● **Written task**
Print all entries precisely as they are written.

● **Material provided**

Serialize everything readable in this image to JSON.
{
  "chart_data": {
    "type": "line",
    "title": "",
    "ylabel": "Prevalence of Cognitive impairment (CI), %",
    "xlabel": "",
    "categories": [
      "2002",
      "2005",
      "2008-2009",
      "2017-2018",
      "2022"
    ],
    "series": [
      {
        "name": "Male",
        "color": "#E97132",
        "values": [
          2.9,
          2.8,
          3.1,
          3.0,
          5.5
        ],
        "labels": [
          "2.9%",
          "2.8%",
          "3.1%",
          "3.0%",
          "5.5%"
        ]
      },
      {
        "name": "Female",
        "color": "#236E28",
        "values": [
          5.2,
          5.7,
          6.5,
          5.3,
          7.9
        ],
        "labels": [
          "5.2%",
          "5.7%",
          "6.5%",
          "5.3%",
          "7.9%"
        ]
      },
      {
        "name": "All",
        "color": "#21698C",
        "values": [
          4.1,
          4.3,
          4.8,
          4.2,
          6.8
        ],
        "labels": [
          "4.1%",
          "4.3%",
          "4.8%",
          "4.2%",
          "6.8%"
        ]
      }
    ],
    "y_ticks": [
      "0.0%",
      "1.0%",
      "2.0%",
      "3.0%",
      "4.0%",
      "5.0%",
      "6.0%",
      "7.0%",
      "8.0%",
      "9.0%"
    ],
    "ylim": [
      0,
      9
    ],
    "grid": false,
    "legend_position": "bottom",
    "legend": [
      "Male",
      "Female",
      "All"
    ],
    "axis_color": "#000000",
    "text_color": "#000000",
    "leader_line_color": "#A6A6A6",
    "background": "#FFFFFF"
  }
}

● **Solution**
Serialize everything readable in this image to JSON.
{
  "chart_data": {
    "type": "line",
    "title": "",
    "ylabel": "Prevalence of Cognitive impairment (CI), %",
    "xlabel": "",
    "categories": [
      "2002",
      "2005",
      "2008-2009",
      "2017-2018",
      "2022"
    ],
    "series": [
      {
        "name": "Male",
        "color": "#E97132",
        "values": [
          2.9,
          2.8,
          3.1,
          3.0,
          5.5
        ],
        "labels": [
          "2.9%",
          "2.8%",
          "3.1%",
          "3.0%",
          "5.5%"
        ]
      },
      {
        "name": "Female",
        "color": "#236E28",
        "values": [
          5.2,
          5.7,
          6.5,
          5.3,
          7.9
        ],
        "labels": [
          "5.2%",
          "5.7%",
          "6.5%",
          "5.3%",
          "7.9%"
        ]
      },
      {
        "name": "All",
        "color": "#21698C",
        "values": [
          4.1,
          4.3,
          4.8,
          4.2,
          6.8
        ],
        "labels": [
          "4.1%",
          "4.3%",
          "4.8%",
          "4.2%",
          "6.8%"
        ]
      }
    ],
    "y_ticks": [
      "0.0%",
      "1.0%",
      "2.0%",
      "3.0%",
      "4.0%",
      "5.0%",
      "6.0%",
      "7.0%",
      "8.0%",
      "9.0%"
    ],
    "ylim": [
      0,
      9
    ],
    "grid": false,
    "legend_position": "bottom",
    "legend": [
      "Male",
      "Female",
      "All"
    ],
    "axis_color": "#000000",
    "text_color": "#000000",
    "leader_line_color": "#A6A6A6",
    "background": "#FFFFFF"
  }
}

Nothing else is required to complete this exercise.